#### WORKING DATA:
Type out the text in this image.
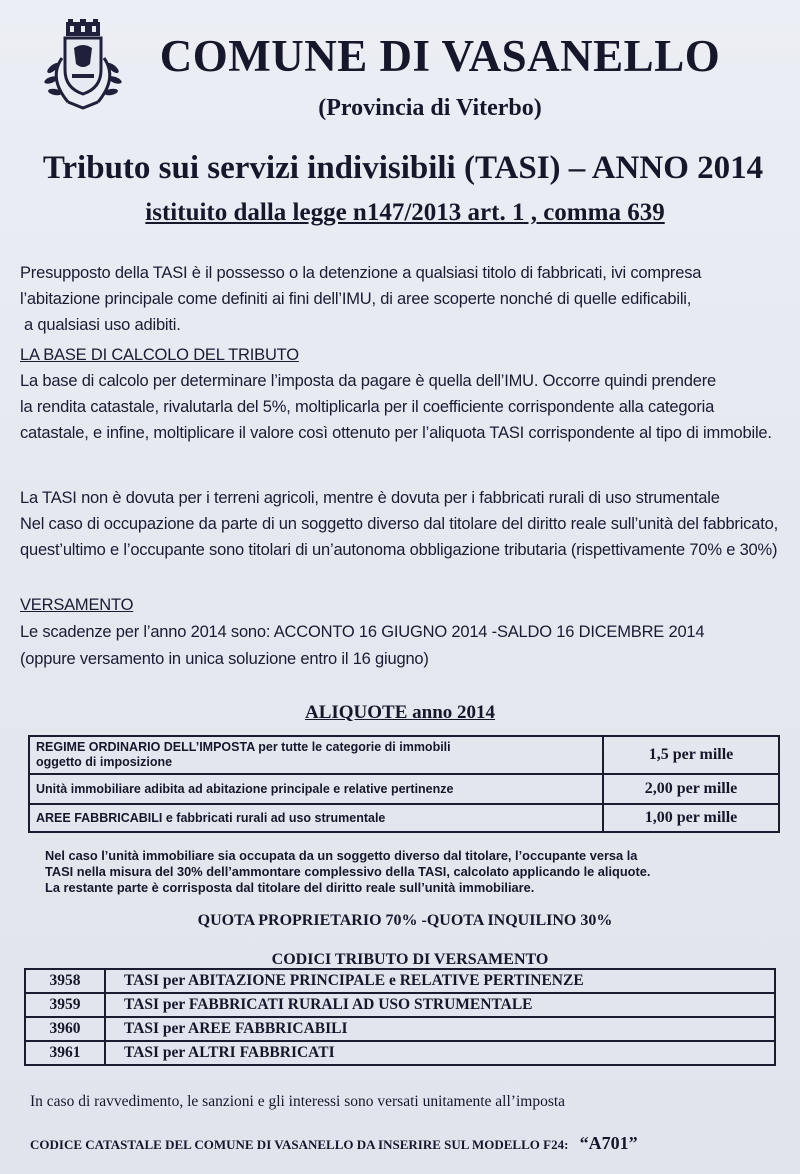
COMUNE DI VASANELLO
(Provincia di Viterbo)
Tributo sui servizi indivisibili (TASI) – ANNO 2014
istituito dalla legge n147/2013 art. 1 , comma 639

Presupposto della TASI è il possesso o la detenzione a qualsiasi titolo di fabbricati, ivi compresa

l’abitazione principale come definiti ai fini dell’IMU, di aree scoperte nonché di quelle edificabili,

a qualsiasi uso adibiti.

LA BASE DI CALCOLO DEL TRIBUTO

La base di calcolo per determinare l’imposta da pagare è quella dell’IMU. Occorre quindi prendere

la rendita catastale, rivalutarla del 5%, moltiplicarla per il coefficiente corrispondente alla categoria

catastale, e infine, moltiplicare il valore così ottenuto per l’aliquota TASI corrispondente al tipo di immobile.

La TASI non è dovuta per i terreni agricoli, mentre è dovuta per i fabbricati rurali di uso strumentale

Nel caso di occupazione da parte di un soggetto diverso dal titolare del diritto reale sull’unità del fabbricato,

quest’ultimo e l’occupante sono titolari di un’autonoma obbligazione tributaria (rispettivamente 70% e 30%)

VERSAMENTO

Le scadenze per l’anno 2014 sono: ACCONTO 16 GIUGNO 2014 -SALDO 16 DICEMBRE 2014

(oppure versamento in unica soluzione entro il 16 giugno)

ALIQUOTE anno 2014
REGIME ORDINARIO DELL’IMPOSTA per tutte le categorie di immobili
oggetto di imposizione	1,5 per mille
Unità immobiliare adibita ad abitazione principale e relative pertinenze	2,00 per mille
AREE FABBRICABILI e fabbricati rurali ad uso strumentale	1,00 per mille

Nel caso l’unità immobiliare sia occupata da un soggetto diverso dal titolare, l’occupante versa la

TASI nella misura del 30% dell’ammontare complessivo della TASI, calcolato applicando le aliquote.

La restante parte è corrisposta dal titolare del diritto reale sull’unità immobiliare.

QUOTA PROPRIETARIO 70% -QUOTA INQUILINO 30%
CODICI TRIBUTO DI VERSAMENTO
3958	TASI per ABITAZIONE PRINCIPALE e RELATIVE PERTINENZE
3959	TASI per FABBRICATI RURALI AD USO STRUMENTALE
3960	TASI per AREE FABBRICABILI
3961	TASI per ALTRI FABBRICATI
In caso di ravvedimento, le sanzioni e gli interessi sono versati unitamente all’imposta
CODICE CATASTALE DEL COMUNE DI VASANELLO DA INSERIRE SUL MODELLO F24: “A701”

#### TO DO:
Your task is to report how many lines of the material include the string "caso". Give the number and no other words.

#### THE RESULT:
3